SET TASK: Comb the records below for the string "大陆主要光伏企业毛利率" and copy each line where it turns up.

++++

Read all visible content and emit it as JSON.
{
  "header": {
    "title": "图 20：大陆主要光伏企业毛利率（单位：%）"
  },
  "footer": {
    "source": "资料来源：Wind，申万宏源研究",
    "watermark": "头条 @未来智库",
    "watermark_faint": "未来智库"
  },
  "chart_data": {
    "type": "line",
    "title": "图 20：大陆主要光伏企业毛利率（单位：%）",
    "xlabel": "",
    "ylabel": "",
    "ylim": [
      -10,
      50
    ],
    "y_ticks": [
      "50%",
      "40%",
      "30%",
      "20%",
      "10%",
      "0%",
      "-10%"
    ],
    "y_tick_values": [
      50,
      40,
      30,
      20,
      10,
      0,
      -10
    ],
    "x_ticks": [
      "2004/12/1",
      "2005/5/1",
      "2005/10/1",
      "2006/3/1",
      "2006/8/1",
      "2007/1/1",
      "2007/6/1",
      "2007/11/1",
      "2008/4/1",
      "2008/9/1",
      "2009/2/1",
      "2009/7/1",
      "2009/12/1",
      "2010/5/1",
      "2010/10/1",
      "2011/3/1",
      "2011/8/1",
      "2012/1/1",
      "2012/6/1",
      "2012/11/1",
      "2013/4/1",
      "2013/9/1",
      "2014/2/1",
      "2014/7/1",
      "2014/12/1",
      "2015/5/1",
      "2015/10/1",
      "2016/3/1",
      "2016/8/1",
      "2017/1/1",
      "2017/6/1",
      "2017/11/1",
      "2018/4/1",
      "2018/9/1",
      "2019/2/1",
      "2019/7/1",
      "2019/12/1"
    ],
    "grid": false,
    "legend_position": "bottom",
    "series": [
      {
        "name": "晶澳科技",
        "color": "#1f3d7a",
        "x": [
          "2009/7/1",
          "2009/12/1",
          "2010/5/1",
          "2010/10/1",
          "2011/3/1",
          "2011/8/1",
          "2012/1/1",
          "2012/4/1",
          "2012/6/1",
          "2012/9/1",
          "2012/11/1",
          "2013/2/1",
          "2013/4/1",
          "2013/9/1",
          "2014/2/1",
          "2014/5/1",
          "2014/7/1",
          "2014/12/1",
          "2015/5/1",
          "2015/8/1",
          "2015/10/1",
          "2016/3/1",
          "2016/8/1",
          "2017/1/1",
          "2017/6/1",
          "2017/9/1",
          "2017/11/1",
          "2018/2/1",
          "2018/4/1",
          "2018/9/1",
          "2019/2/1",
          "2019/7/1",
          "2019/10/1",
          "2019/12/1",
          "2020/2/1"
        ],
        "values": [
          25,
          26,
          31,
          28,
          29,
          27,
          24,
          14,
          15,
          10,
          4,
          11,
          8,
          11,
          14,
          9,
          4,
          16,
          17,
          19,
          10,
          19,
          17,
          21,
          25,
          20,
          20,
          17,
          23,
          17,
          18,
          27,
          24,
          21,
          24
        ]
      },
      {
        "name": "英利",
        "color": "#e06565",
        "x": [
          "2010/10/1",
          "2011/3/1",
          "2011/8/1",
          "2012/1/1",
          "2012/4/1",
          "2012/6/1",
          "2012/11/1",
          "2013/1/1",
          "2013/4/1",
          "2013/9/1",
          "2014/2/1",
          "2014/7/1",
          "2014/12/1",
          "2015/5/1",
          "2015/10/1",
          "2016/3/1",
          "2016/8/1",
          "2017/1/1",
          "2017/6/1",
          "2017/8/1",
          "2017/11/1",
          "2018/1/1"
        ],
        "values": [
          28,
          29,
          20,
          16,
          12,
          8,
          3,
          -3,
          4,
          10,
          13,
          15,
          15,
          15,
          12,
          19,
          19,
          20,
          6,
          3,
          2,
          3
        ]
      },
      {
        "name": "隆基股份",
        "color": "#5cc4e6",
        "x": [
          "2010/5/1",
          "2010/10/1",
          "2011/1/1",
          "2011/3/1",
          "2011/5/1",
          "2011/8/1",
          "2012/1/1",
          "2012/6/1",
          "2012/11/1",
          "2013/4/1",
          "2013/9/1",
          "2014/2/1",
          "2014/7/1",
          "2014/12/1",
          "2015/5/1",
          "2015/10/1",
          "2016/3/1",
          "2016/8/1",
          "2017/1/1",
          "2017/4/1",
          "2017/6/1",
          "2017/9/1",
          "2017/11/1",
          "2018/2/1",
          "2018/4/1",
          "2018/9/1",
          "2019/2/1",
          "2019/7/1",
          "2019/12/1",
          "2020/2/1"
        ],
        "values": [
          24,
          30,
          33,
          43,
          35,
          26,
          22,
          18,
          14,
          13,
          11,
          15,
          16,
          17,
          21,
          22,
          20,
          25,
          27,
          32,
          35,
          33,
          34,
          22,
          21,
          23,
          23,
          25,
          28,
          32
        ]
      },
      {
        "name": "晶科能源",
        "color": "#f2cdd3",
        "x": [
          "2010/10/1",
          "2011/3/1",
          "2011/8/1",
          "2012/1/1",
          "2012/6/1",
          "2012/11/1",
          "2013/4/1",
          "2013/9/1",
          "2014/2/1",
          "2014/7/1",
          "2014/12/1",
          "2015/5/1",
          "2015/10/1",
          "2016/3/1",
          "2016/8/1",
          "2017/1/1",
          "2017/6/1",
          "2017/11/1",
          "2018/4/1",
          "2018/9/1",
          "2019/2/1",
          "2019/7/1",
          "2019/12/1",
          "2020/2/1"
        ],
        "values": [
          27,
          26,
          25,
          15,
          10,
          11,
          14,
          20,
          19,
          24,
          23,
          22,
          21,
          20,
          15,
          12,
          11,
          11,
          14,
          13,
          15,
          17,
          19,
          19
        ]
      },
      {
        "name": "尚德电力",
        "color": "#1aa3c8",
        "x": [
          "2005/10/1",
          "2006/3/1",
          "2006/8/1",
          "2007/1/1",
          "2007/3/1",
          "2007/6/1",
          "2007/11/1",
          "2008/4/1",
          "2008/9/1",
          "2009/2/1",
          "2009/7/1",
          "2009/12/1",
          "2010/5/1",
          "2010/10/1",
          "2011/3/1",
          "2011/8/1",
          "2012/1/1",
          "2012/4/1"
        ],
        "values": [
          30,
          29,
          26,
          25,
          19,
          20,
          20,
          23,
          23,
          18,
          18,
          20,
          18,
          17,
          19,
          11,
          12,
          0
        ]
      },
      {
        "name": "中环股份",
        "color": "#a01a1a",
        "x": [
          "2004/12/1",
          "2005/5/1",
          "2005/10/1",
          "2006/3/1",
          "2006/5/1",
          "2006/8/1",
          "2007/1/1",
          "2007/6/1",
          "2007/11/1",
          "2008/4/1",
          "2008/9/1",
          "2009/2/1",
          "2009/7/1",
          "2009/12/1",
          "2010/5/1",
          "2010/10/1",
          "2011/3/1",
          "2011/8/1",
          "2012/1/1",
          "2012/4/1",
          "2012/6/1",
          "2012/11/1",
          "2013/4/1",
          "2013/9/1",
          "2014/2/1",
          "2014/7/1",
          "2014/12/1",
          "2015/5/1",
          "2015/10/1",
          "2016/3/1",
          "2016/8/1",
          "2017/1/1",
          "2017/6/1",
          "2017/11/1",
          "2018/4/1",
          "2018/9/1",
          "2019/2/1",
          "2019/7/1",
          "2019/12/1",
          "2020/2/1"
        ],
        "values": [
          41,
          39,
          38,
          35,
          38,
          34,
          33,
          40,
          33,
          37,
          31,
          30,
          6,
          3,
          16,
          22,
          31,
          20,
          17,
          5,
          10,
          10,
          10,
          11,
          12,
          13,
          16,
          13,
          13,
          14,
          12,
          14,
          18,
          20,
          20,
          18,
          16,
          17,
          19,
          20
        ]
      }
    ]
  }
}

++++

RESPONSE TO THE TASK:
    "title": "图 20：大陆主要光伏企业毛利率（单位：%）"
    "title": "图 20：大陆主要光伏企业毛利率（单位：%）",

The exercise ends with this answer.